JOB.
Output the material beneath exactly, leaving nothing out.

SUPPLIED INFORMATION.
== == ==

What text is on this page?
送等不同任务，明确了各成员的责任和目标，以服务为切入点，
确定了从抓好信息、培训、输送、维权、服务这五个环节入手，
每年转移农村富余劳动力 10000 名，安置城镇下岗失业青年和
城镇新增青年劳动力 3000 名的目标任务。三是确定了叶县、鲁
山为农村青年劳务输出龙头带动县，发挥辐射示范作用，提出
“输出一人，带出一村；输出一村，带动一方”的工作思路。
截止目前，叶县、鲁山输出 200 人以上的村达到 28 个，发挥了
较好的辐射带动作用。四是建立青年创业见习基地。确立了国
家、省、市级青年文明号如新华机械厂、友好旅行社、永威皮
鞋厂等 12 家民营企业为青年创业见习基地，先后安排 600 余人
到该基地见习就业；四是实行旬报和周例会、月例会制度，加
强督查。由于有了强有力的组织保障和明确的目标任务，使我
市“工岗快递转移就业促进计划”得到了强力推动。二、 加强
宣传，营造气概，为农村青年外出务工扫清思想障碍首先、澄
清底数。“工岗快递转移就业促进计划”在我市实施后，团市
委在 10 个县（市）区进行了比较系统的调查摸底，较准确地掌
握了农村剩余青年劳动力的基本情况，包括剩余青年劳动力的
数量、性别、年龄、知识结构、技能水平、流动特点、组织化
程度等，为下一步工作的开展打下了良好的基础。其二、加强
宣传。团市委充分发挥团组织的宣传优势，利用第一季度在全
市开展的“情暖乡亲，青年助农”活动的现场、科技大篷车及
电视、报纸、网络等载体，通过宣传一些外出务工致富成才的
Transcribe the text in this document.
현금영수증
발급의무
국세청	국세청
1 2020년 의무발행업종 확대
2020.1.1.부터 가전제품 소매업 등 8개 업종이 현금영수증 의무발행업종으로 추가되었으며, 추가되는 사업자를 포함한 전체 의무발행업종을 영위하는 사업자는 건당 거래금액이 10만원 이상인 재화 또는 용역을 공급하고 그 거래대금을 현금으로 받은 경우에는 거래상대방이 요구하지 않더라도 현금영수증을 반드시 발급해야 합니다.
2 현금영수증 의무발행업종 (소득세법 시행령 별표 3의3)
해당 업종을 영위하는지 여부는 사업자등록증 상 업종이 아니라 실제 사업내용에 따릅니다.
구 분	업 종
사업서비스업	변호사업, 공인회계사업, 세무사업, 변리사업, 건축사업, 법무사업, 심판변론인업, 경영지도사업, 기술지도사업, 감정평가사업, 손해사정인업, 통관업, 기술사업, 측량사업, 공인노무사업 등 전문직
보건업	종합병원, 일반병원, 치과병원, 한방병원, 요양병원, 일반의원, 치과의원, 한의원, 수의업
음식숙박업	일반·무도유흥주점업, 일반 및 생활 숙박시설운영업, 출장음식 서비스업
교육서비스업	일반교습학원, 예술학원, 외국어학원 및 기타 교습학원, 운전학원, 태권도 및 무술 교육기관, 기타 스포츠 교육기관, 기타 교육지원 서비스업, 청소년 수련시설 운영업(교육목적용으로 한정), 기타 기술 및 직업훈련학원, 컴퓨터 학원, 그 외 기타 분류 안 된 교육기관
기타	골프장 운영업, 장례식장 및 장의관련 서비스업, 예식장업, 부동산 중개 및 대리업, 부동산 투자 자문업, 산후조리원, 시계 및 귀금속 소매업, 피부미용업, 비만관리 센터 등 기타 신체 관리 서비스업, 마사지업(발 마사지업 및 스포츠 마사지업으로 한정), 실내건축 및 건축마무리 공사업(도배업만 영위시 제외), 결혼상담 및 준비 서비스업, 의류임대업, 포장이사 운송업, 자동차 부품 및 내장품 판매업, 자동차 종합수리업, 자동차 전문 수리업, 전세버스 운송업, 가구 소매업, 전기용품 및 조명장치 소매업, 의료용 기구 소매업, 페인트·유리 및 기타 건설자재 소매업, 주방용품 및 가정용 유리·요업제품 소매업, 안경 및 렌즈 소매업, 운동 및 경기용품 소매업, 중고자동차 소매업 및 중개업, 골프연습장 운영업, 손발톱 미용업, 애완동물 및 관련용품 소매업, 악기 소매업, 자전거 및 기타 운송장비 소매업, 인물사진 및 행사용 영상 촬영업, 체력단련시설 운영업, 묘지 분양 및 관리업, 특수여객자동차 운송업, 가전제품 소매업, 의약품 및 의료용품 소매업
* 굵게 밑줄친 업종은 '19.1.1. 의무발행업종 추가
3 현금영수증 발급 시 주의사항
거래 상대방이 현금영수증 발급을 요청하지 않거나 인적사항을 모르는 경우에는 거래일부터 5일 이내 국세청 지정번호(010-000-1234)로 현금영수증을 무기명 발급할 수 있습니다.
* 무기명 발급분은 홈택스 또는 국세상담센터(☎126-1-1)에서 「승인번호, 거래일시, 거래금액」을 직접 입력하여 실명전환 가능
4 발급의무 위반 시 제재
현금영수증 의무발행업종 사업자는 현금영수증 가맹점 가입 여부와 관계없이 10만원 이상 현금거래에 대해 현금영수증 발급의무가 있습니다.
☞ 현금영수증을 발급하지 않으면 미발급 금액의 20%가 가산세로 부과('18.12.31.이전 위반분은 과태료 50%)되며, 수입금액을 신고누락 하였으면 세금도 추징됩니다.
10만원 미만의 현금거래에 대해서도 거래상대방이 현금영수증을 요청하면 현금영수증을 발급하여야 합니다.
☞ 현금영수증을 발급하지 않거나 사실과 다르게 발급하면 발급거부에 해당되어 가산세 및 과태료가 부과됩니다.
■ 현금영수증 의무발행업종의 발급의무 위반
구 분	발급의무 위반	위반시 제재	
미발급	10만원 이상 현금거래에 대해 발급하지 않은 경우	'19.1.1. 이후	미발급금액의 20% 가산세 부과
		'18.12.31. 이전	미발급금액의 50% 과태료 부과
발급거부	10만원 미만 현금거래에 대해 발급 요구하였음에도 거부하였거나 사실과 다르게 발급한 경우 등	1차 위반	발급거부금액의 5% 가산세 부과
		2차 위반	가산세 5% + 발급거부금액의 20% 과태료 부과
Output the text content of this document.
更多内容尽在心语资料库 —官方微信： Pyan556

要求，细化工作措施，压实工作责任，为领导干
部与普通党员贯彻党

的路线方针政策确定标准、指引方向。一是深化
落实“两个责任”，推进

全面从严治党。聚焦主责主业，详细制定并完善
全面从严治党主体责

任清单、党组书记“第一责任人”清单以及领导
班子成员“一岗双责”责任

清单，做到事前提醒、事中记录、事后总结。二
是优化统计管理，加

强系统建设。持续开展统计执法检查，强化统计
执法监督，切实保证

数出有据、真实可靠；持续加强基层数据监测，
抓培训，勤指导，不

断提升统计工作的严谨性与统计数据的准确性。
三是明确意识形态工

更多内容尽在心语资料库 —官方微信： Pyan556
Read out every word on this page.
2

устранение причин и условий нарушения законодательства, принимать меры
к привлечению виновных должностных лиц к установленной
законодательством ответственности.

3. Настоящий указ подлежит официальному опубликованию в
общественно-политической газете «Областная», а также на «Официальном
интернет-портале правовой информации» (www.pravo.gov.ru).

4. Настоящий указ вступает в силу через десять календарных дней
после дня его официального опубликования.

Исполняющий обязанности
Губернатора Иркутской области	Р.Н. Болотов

== == ==

SOLUTION TO THIS EXERCISE.
What text is on this page?
送等不同任务，明确了各成员的责任和目标，以服务为切入点，
确定了从抓好信息、培训、输送、维权、服务这五个环节入手，
每年转移农村富余劳动力 10000 名，安置城镇下岗失业青年和
城镇新增青年劳动力 3000 名的目标任务。三是确定了叶县、鲁
山为农村青年劳务输出龙头带动县，发挥辐射示范作用，提出
“输出一人，带出一村；输出一村，带动一方”的工作思路。
截止目前，叶县、鲁山输出 200 人以上的村达到 28 个，发挥了
较好的辐射带动作用。四是建立青年创业见习基地。确立了国
家、省、市级青年文明号如新华机械厂、友好旅行社、永威皮
鞋厂等 12 家民营企业为青年创业见习基地，先后安排 600 余人
到该基地见习就业；四是实行旬报和周例会、月例会制度，加
强督查。由于有了强有力的组织保障和明确的目标任务，使我
市“工岗快递转移就业促进计划”得到了强力推动。二、 加强
宣传，营造气概，为农村青年外出务工扫清思想障碍首先、澄
清底数。“工岗快递转移就业促进计划”在我市实施后，团市
委在 10 个县（市）区进行了比较系统的调查摸底，较准确地掌
握了农村剩余青年劳动力的基本情况，包括剩余青年劳动力的
数量、性别、年龄、知识结构、技能水平、流动特点、组织化
程度等，为下一步工作的开展打下了良好的基础。其二、加强
宣传。团市委充分发挥团组织的宣传优势，利用第一季度在全
市开展的“情暖乡亲，青年助农”活动的现场、科技大篷车及
电视、报纸、网络等载体，通过宣传一些外出务工致富成才的
Transcribe the text in this document.
현금영수증
발급의무
국세청	국세청
1 2020년 의무발행업종 확대
2020.1.1.부터 가전제품 소매업 등 8개 업종이 현금영수증 의무발행업종으로 추가되었으며, 추가되는 사업자를 포함한 전체 의무발행업종을 영위하는 사업자는 건당 거래금액이 10만원 이상인 재화 또는 용역을 공급하고 그 거래대금을 현금으로 받은 경우에는 거래상대방이 요구하지 않더라도 현금영수증을 반드시 발급해야 합니다.
2 현금영수증 의무발행업종 (소득세법 시행령 별표 3의3)
해당 업종을 영위하는지 여부는 사업자등록증 상 업종이 아니라 실제 사업내용에 따릅니다.
구 분	업 종
사업서비스업	변호사업, 공인회계사업, 세무사업, 변리사업, 건축사업, 법무사업, 심판변론인업, 경영지도사업, 기술지도사업, 감정평가사업, 손해사정인업, 통관업, 기술사업, 측량사업, 공인노무사업 등 전문직
보건업	종합병원, 일반병원, 치과병원, 한방병원, 요양병원, 일반의원, 치과의원, 한의원, 수의업
음식숙박업	일반·무도유흥주점업, 일반 및 생활 숙박시설운영업, 출장음식 서비스업
교육서비스업	일반교습학원, 예술학원, 외국어학원 및 기타 교습학원, 운전학원, 태권도 및 무술 교육기관, 기타 스포츠 교육기관, 기타 교육지원 서비스업, 청소년 수련시설 운영업(교육목적용으로 한정), 기타 기술 및 직업훈련학원, 컴퓨터 학원, 그 외 기타 분류 안 된 교육기관
기타	골프장 운영업, 장례식장 및 장의관련 서비스업, 예식장업, 부동산 중개 및 대리업, 부동산 투자 자문업, 산후조리원, 시계 및 귀금속 소매업, 피부미용업, 비만관리 센터 등 기타 신체 관리 서비스업, 마사지업(발 마사지업 및 스포츠 마사지업으로 한정), 실내건축 및 건축마무리 공사업(도배업만 영위시 제외), 결혼상담 및 준비 서비스업, 의류임대업, 포장이사 운송업, 자동차 부품 및 내장품 판매업, 자동차 종합수리업, 자동차 전문 수리업, 전세버스 운송업, 가구 소매업, 전기용품 및 조명장치 소매업, 의료용 기구 소매업, 페인트·유리 및 기타 건설자재 소매업, 주방용품 및 가정용 유리·요업제품 소매업, 안경 및 렌즈 소매업, 운동 및 경기용품 소매업, 중고자동차 소매업 및 중개업, 골프연습장 운영업, 손발톱 미용업, 애완동물 및 관련용품 소매업, 악기 소매업, 자전거 및 기타 운송장비 소매업, 인물사진 및 행사용 영상 촬영업, 체력단련시설 운영업, 묘지 분양 및 관리업, 특수여객자동차 운송업, 가전제품 소매업, 의약품 및 의료용품 소매업
* 굵게 밑줄친 업종은 '19.1.1. 의무발행업종 추가
3 현금영수증 발급 시 주의사항
거래 상대방이 현금영수증 발급을 요청하지 않거나 인적사항을 모르는 경우에는 거래일부터 5일 이내 국세청 지정번호(010-000-1234)로 현금영수증을 무기명 발급할 수 있습니다.
* 무기명 발급분은 홈택스 또는 국세상담센터(☎126-1-1)에서 「승인번호, 거래일시, 거래금액」을 직접 입력하여 실명전환 가능
4 발급의무 위반 시 제재
현금영수증 의무발행업종 사업자는 현금영수증 가맹점 가입 여부와 관계없이 10만원 이상 현금거래에 대해 현금영수증 발급의무가 있습니다.
☞ 현금영수증을 발급하지 않으면 미발급 금액의 20%가 가산세로 부과('18.12.31.이전 위반분은 과태료 50%)되며, 수입금액을 신고누락 하였으면 세금도 추징됩니다.
10만원 미만의 현금거래에 대해서도 거래상대방이 현금영수증을 요청하면 현금영수증을 발급하여야 합니다.
☞ 현금영수증을 발급하지 않거나 사실과 다르게 발급하면 발급거부에 해당되어 가산세 및 과태료가 부과됩니다.
■ 현금영수증 의무발행업종의 발급의무 위반
구 분	발급의무 위반	위반시 제재	
미발급	10만원 이상 현금거래에 대해 발급하지 않은 경우	'19.1.1. 이후	미발급금액의 20% 가산세 부과
		'18.12.31. 이전	미발급금액의 50% 과태료 부과
발급거부	10만원 미만 현금거래에 대해 발급 요구하였음에도 거부하였거나 사실과 다르게 발급한 경우 등	1차 위반	발급거부금액의 5% 가산세 부과
		2차 위반	가산세 5% + 발급거부금액의 20% 과태료 부과
Output the text content of this document.
更多内容尽在心语资料库 —官方微信： Pyan556

要求，细化工作措施，压实工作责任，为领导干
部与普通党员贯彻党

的路线方针政策确定标准、指引方向。一是深化
落实“两个责任”，推进

全面从严治党。聚焦主责主业，详细制定并完善
全面从严治党主体责

任清单、党组书记“第一责任人”清单以及领导
班子成员“一岗双责”责任

清单，做到事前提醒、事中记录、事后总结。二
是优化统计管理，加

强系统建设。持续开展统计执法检查，强化统计
执法监督，切实保证

数出有据、真实可靠；持续加强基层数据监测，
抓培训，勤指导，不

断提升统计工作的严谨性与统计数据的准确性。
三是明确意识形态工

更多内容尽在心语资料库 —官方微信： Pyan556
Read out every word on this page.
2

устранение причин и условий нарушения законодательства, принимать меры
к привлечению виновных должностных лиц к установленной
законодательством ответственности.

3. Настоящий указ подлежит официальному опубликованию в
общественно-политической газете «Областная», а также на «Официальном
интернет-портале правовой информации» (www.pravo.gov.ru).

4. Настоящий указ вступает в силу через десять календарных дней
после дня его официального опубликования.

Исполняющий обязанности
Губернатора Иркутской области	Р.Н. Болотов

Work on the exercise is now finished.